Material for the task.
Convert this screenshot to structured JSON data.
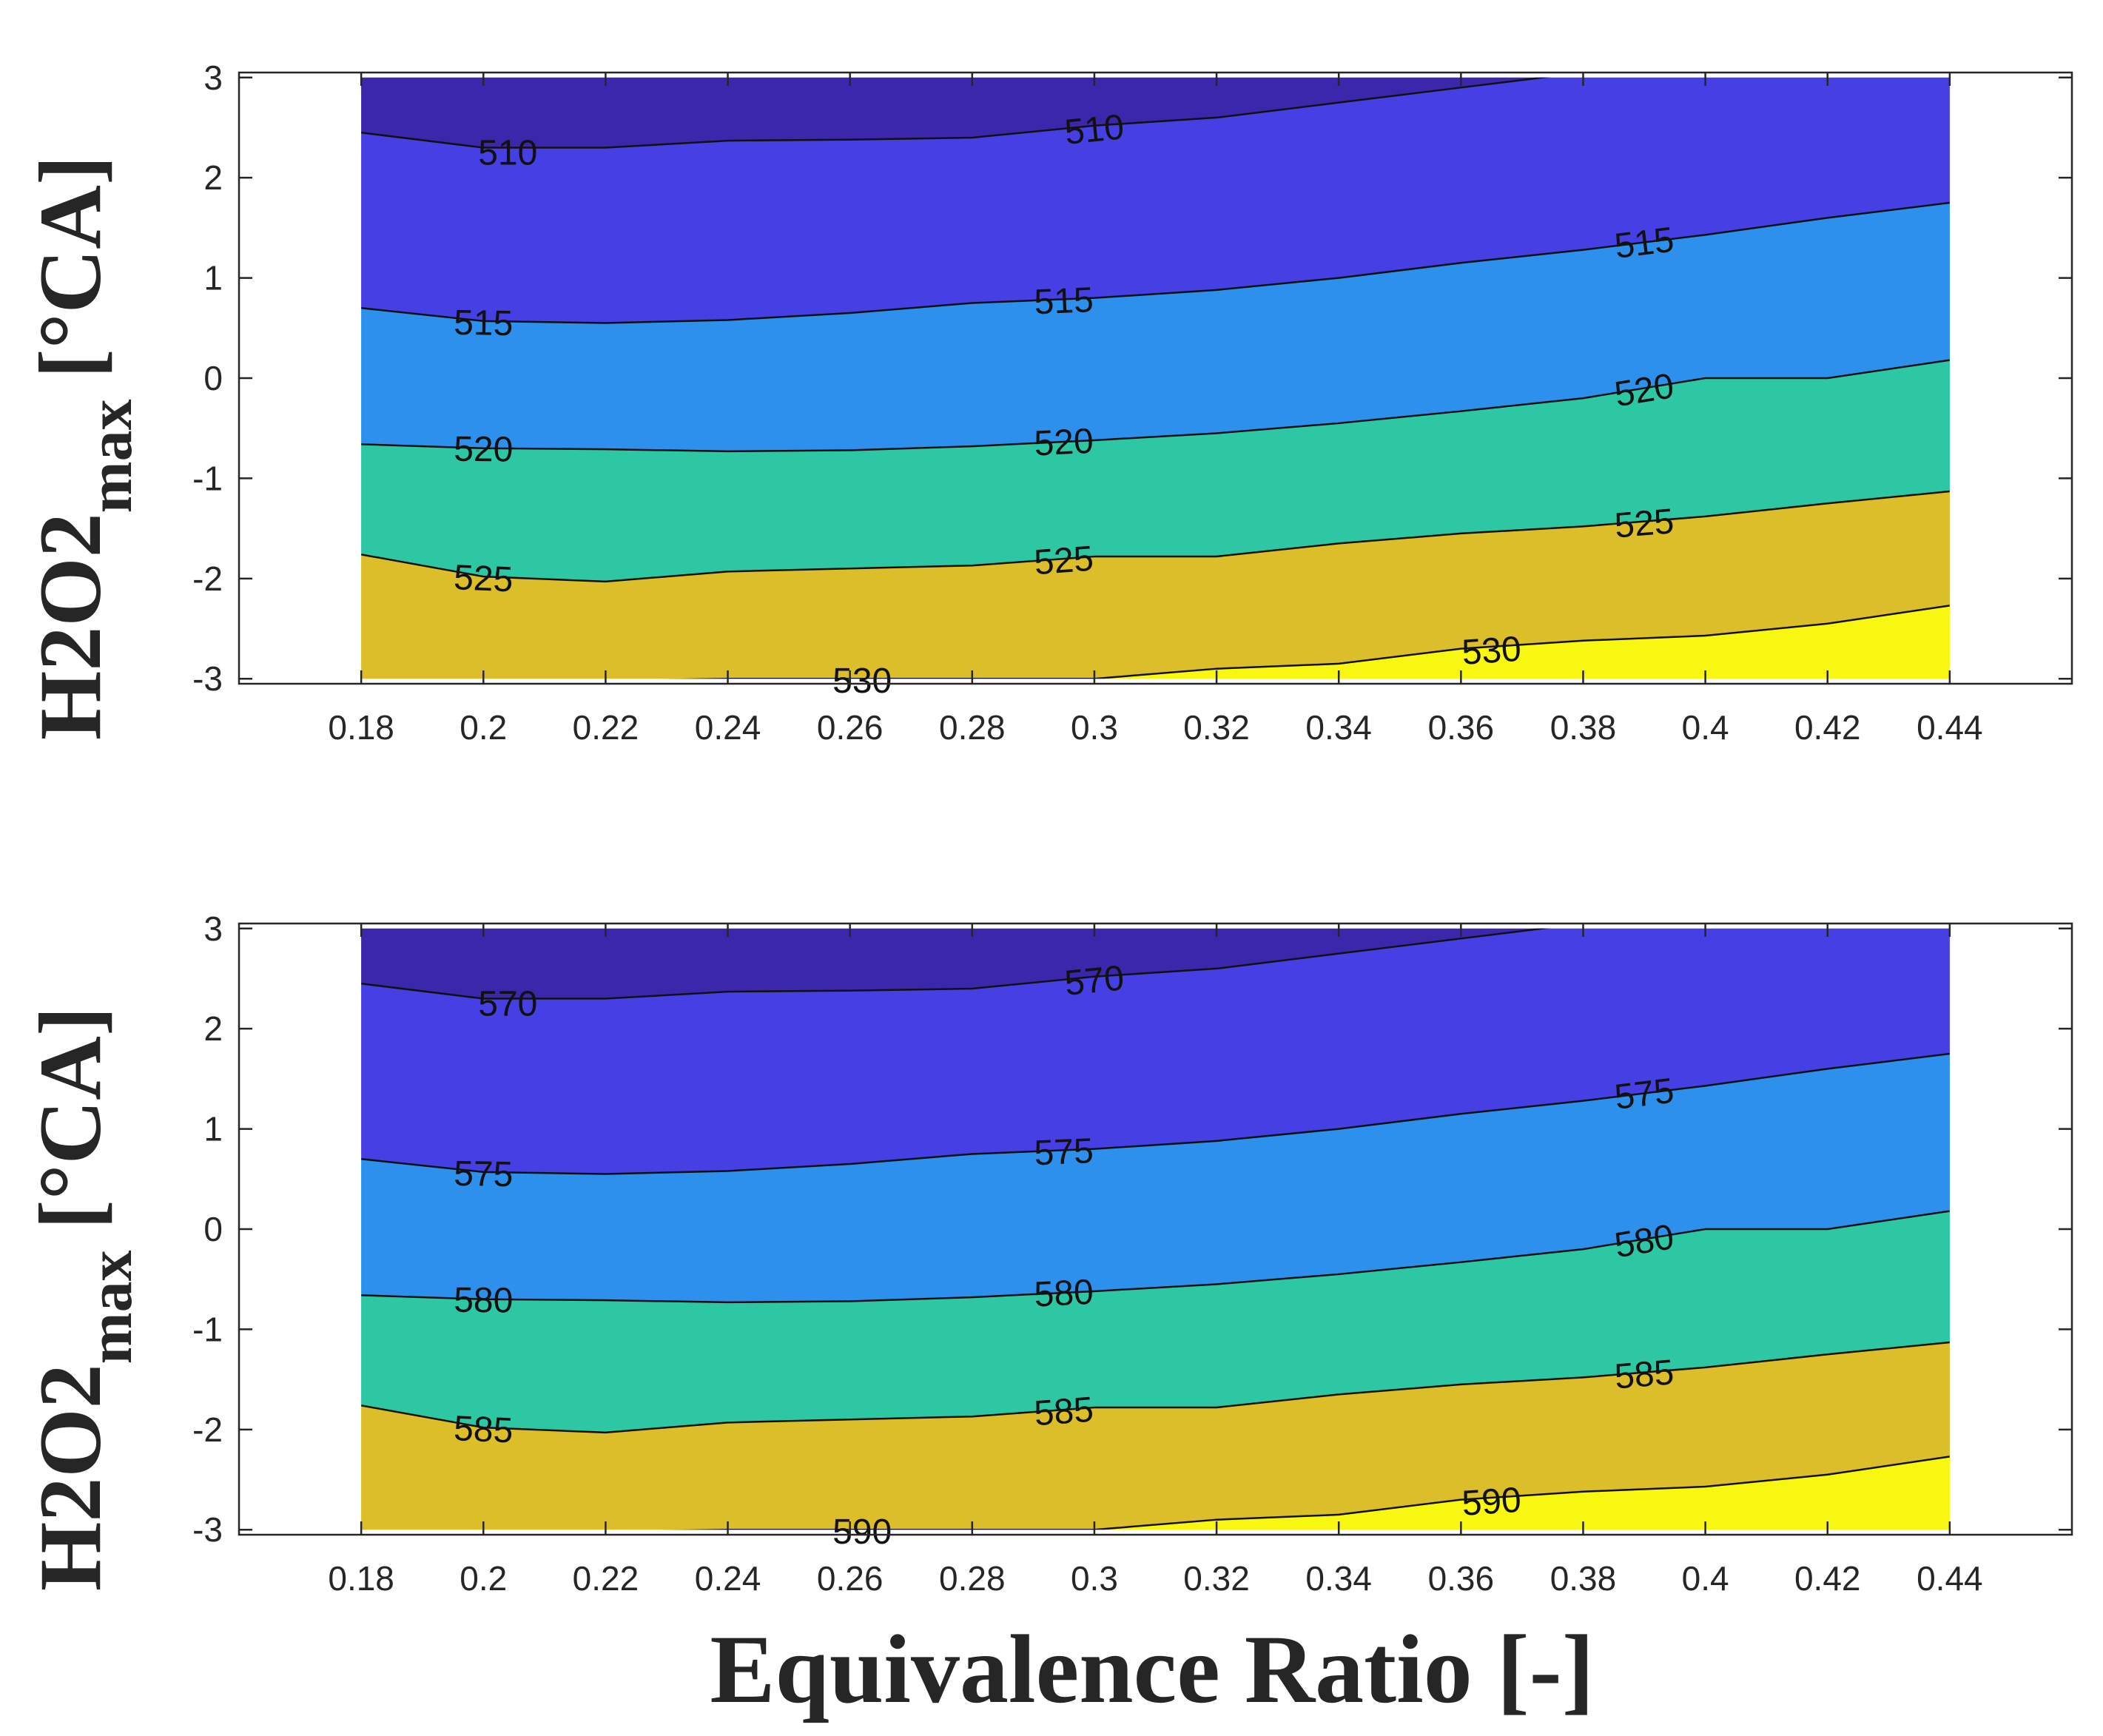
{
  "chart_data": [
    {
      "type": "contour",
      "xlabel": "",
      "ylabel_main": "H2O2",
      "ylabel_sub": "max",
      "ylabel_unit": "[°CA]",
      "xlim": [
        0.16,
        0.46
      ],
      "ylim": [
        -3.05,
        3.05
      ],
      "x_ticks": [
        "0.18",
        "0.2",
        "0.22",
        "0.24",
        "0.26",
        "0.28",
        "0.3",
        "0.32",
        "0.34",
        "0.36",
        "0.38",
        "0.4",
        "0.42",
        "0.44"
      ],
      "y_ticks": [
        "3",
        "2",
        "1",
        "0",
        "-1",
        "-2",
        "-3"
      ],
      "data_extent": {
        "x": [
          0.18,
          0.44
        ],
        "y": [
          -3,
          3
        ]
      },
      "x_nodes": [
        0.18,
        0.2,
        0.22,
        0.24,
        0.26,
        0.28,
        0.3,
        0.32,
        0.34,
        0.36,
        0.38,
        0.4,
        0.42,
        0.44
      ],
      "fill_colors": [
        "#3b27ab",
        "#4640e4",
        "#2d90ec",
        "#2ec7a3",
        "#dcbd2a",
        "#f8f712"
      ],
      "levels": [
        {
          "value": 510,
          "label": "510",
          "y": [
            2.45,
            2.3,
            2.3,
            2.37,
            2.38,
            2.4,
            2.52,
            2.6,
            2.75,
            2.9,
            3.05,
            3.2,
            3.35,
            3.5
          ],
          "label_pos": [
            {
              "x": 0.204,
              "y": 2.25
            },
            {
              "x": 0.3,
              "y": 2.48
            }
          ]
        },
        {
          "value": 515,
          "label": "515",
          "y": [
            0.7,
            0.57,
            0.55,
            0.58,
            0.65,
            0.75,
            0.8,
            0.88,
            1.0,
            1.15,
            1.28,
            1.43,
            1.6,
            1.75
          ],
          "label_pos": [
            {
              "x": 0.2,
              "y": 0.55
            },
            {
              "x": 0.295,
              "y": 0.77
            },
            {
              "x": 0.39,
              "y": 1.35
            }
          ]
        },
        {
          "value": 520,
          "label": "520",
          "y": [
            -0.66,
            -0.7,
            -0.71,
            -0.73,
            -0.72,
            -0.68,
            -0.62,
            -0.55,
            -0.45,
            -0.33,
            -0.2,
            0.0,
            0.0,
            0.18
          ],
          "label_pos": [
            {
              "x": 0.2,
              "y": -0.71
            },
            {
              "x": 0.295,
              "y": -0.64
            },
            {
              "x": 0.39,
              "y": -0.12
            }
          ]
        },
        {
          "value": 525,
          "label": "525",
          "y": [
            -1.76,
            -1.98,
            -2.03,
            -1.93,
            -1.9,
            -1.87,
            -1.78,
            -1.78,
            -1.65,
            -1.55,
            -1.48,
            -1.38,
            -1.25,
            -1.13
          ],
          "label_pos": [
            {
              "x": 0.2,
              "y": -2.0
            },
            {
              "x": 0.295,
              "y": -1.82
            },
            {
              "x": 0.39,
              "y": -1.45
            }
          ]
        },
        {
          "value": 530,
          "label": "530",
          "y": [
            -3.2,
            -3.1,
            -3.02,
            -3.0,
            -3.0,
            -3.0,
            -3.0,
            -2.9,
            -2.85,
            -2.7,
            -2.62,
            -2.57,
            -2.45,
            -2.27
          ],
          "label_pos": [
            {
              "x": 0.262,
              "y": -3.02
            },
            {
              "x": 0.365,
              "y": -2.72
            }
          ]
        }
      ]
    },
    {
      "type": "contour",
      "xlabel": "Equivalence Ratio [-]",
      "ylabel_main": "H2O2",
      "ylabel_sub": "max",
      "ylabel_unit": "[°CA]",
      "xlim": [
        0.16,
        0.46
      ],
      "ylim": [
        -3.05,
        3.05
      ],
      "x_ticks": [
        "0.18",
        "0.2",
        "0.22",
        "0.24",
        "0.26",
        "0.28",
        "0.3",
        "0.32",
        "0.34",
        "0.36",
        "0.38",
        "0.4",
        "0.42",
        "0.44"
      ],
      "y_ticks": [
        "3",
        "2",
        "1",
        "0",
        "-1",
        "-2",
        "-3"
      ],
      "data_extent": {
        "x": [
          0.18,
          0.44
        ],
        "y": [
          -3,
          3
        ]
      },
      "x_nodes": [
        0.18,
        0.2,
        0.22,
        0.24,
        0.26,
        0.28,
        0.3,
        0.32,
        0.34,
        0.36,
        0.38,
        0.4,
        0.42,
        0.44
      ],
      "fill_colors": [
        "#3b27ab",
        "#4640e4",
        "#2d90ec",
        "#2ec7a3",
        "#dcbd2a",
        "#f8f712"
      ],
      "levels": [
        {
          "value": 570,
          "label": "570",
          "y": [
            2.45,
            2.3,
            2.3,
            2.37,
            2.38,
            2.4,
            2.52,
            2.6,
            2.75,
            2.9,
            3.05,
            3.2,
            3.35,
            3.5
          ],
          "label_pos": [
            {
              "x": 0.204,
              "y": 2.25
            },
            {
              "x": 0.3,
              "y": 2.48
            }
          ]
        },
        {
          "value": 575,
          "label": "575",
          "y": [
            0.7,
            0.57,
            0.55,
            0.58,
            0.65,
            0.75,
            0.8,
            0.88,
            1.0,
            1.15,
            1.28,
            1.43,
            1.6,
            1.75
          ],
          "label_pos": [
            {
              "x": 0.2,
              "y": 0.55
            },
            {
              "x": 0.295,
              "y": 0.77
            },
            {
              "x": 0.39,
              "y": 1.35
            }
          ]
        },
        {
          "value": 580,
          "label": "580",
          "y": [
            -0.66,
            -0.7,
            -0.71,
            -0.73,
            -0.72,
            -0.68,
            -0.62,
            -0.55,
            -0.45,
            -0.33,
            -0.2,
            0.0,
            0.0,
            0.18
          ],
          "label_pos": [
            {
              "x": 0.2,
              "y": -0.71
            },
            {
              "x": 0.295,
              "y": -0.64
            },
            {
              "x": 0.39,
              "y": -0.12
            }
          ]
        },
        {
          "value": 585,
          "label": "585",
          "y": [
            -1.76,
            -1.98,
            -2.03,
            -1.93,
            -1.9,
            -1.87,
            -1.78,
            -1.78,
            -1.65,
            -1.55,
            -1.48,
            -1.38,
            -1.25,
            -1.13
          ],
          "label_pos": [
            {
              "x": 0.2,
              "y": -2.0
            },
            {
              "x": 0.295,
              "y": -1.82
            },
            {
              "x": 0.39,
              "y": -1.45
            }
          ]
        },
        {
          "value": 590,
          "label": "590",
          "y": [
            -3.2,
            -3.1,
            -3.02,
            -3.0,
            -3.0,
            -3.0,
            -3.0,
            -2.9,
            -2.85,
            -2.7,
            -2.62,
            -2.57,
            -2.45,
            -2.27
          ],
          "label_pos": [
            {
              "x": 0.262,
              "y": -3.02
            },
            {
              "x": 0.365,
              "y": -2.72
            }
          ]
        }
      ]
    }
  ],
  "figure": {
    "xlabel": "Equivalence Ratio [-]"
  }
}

---

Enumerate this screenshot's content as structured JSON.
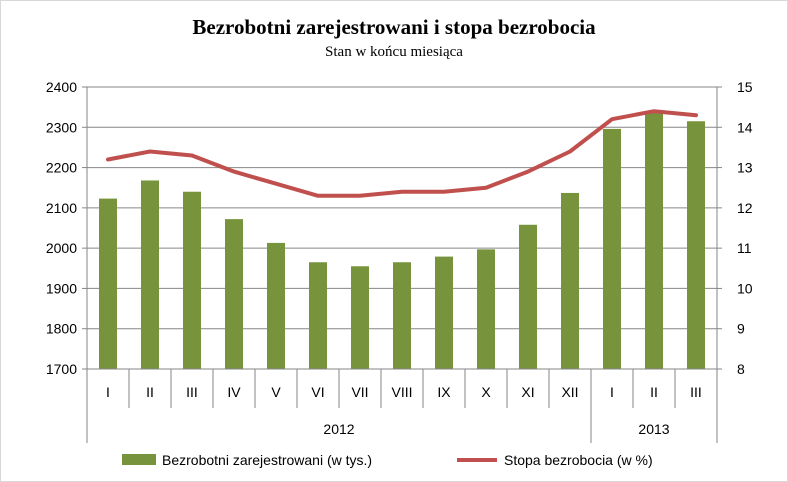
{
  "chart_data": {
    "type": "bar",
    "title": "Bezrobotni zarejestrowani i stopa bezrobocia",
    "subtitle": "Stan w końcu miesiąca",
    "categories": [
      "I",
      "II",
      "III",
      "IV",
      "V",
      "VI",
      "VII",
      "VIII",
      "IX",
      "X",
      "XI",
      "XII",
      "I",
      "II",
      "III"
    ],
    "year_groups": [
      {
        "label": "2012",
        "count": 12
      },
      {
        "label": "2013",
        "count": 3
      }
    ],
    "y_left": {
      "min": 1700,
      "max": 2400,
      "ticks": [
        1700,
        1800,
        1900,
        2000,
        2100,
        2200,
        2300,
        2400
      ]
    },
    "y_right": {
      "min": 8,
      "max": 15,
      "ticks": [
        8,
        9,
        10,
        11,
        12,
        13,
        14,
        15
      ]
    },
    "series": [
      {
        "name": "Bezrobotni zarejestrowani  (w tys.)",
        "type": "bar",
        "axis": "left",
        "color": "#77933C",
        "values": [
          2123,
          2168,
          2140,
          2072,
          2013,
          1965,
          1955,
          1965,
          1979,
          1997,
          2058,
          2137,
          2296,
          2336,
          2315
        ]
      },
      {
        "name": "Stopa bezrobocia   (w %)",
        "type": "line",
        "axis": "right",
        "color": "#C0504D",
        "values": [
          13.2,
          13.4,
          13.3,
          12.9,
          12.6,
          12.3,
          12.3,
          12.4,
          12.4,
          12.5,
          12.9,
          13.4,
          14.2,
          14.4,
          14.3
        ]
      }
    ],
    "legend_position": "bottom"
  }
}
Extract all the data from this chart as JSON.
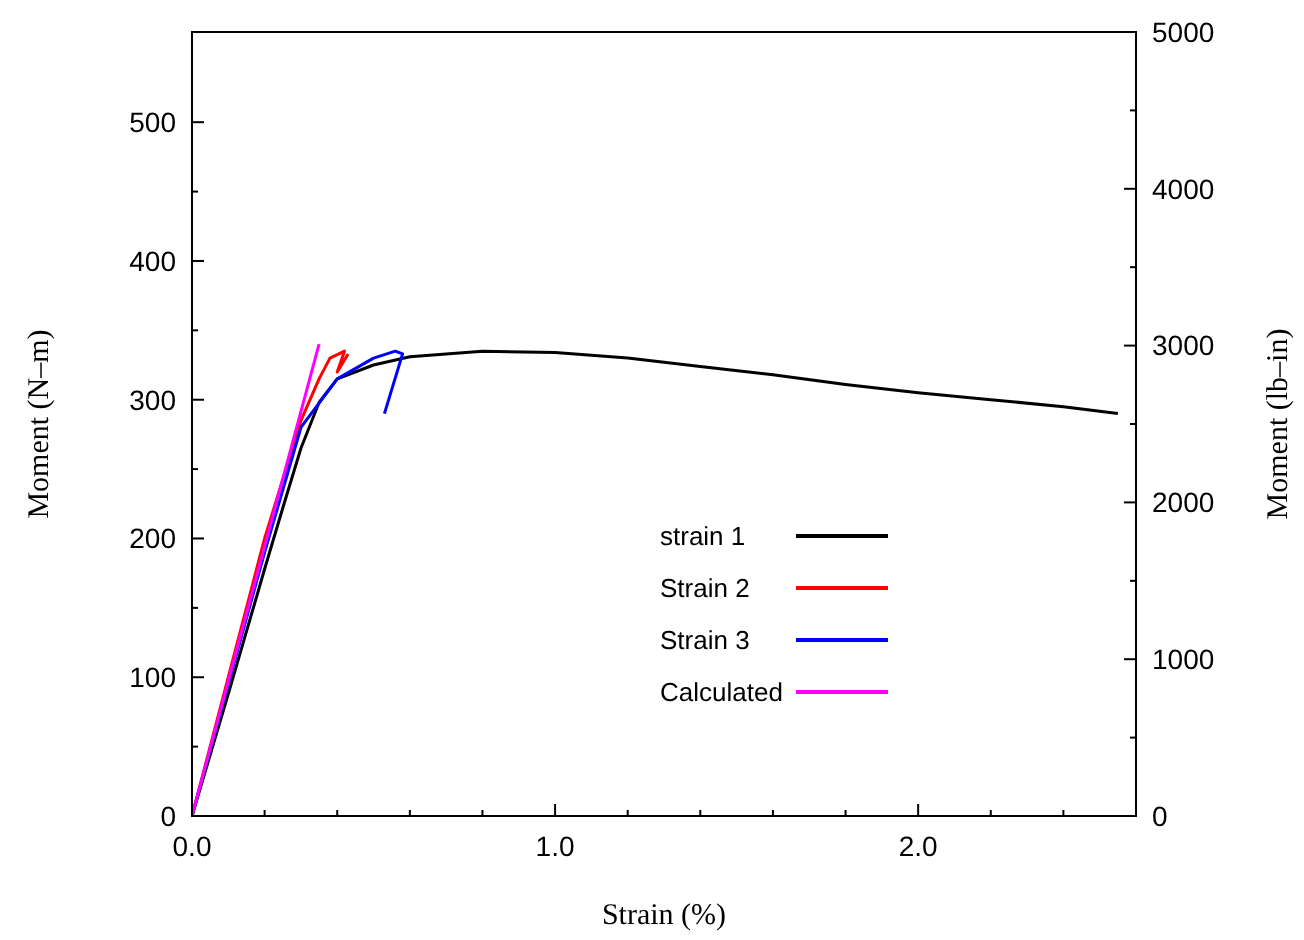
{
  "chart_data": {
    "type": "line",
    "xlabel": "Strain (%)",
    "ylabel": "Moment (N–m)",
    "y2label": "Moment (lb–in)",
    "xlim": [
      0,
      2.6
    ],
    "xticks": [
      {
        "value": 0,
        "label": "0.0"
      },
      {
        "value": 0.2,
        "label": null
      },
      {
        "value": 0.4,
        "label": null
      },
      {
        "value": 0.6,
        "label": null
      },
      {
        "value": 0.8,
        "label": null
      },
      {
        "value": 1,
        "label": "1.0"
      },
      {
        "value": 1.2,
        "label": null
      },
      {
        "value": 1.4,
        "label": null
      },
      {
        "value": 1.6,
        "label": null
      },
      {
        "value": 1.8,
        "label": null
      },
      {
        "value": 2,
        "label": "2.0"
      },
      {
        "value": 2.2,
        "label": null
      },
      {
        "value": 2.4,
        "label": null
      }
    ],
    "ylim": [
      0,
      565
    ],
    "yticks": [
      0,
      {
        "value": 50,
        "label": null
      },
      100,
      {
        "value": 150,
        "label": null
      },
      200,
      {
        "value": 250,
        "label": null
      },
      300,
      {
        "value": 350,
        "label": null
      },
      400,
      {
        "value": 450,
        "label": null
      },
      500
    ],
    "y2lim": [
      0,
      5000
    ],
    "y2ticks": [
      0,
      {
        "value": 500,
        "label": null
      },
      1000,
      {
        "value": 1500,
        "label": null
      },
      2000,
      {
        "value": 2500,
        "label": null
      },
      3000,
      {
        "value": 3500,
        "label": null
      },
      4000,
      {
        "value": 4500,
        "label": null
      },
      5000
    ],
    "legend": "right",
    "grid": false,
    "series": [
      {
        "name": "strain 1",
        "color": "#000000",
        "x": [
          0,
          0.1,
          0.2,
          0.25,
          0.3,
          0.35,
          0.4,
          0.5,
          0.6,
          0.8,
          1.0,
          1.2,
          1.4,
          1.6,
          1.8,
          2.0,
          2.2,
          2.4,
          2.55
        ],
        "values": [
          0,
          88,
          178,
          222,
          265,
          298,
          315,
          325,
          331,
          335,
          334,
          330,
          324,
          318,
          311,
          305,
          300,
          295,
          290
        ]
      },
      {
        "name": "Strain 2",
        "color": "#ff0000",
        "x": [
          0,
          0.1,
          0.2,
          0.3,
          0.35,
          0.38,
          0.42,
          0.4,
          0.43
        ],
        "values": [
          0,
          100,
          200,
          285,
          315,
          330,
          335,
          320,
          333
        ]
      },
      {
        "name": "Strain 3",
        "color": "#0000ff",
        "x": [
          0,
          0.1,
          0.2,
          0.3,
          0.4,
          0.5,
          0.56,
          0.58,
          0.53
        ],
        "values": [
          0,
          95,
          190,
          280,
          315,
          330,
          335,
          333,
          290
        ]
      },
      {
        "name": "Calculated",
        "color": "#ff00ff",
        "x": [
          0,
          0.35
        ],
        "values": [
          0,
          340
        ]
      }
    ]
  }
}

Brief. Say how many lines include the word "this"; reply with the number alone.

Task result. 3